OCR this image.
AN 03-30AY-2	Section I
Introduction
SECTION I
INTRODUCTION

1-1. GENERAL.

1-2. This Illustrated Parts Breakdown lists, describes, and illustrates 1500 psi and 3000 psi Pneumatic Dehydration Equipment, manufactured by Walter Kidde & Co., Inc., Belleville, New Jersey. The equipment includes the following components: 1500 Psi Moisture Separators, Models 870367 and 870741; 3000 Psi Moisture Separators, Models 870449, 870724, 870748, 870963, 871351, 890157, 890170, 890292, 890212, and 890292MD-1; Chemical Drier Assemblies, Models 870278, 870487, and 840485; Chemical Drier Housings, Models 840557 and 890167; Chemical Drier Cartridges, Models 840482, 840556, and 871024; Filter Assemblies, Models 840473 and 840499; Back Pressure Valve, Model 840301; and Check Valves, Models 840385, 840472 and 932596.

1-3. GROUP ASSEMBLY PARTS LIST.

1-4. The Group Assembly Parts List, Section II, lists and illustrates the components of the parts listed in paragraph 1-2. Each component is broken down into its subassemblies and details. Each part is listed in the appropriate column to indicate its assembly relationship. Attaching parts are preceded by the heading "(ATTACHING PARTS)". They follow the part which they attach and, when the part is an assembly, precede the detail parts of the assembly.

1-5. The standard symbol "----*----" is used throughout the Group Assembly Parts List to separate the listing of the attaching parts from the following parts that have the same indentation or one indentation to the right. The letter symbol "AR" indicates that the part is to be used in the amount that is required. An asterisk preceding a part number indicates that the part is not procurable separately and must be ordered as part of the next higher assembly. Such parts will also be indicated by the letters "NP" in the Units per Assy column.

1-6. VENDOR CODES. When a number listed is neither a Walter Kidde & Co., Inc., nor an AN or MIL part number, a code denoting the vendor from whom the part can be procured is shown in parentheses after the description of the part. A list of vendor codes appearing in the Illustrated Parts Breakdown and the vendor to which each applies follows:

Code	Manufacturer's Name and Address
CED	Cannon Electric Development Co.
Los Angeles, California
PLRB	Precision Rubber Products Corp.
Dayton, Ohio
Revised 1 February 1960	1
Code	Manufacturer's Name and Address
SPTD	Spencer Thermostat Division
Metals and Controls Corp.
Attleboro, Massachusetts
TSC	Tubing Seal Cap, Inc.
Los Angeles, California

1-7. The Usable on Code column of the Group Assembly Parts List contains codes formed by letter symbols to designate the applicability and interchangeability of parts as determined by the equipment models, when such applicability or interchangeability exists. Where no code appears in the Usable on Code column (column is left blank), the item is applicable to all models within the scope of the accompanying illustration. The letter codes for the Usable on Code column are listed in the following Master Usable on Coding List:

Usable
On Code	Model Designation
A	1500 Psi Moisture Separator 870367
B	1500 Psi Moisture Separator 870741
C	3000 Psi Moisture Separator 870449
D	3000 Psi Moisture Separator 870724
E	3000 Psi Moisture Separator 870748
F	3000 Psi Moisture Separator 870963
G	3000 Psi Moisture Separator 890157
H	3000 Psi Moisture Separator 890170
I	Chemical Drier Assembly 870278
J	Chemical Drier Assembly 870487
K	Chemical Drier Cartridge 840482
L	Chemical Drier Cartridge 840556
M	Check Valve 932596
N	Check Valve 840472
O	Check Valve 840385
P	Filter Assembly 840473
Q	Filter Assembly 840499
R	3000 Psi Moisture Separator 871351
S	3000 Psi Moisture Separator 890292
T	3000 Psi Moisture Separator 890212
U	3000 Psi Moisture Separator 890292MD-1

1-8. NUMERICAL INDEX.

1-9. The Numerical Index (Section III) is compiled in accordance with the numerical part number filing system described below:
■ ■ ■ ■
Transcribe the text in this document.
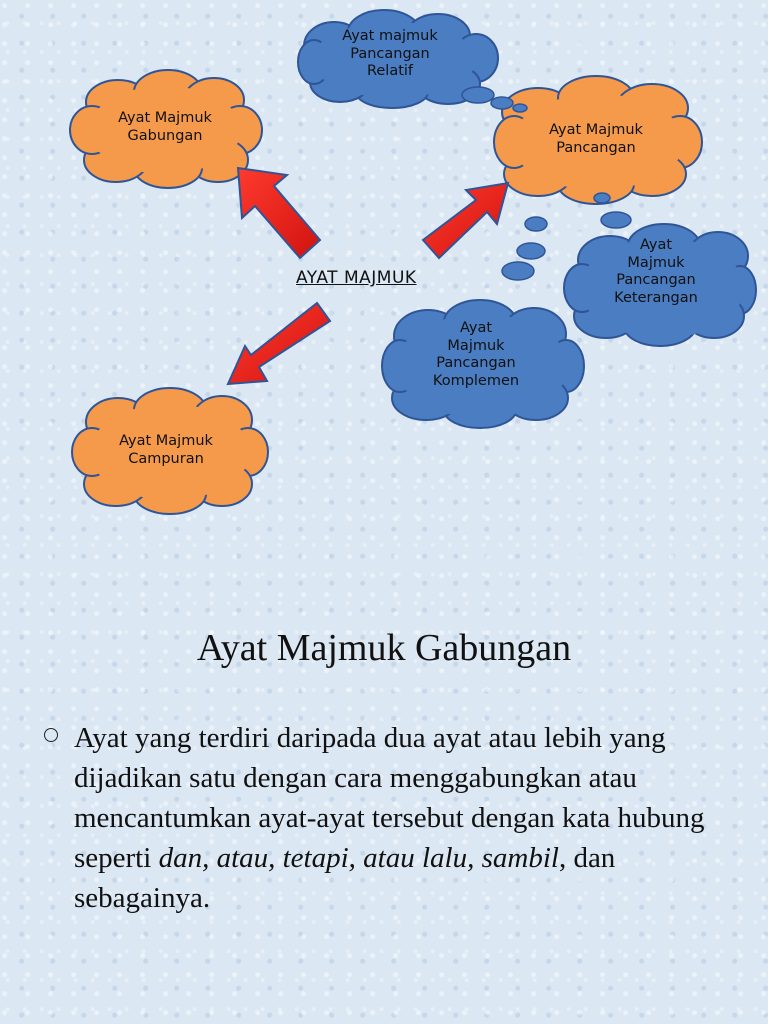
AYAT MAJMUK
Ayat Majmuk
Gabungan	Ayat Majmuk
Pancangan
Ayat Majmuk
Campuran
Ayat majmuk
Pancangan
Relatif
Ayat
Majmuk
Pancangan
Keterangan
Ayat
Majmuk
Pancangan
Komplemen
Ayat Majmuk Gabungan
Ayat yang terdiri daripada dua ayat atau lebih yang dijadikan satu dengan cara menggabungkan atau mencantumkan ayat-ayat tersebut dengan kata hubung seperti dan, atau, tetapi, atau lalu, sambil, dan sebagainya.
■ ■ ■ ■
- **SHORT PROBLEM**:
All lines above containing the string "Illustrated" are to be collected.

- **TASK ANSWER**:
1-2. This Illustrated Parts Breakdown lists, describes, and illustrates 1500 psi and 3000 psi Pneumatic Dehydration Equipment, manufactured by Walter Kidde & Co., Inc., Belleville, New Jersey. The equipment includes the following components: 1500 Psi Moisture Separators, Models 870367 and 870741; 3000 Psi Moisture Separators, Models 870449, 870724, 870748, 870963, 871351, 890157, 890170, 890292, 890212, and 890292MD-1; Chemical Drier Assemblies, Models 870278, 870487, and 840485; Chemical Drier Housings, Models 840557 and 890167; Chemical Drier Cartridges, Models 840482, 840556, and 871024; Filter Assemblies, Models 840473 and 840499; Back Pressure Valve, Model 840301; and Check Valves, Models 840385, 840472 and 932596.
1-6. VENDOR CODES. When a number listed is neither a Walter Kidde & Co., Inc., nor an AN or MIL part number, a code denoting the vendor from whom the part can be procured is shown in parentheses after the description of the part. A list of vendor codes appearing in the Illustrated Parts Breakdown and the vendor to which each applies follows:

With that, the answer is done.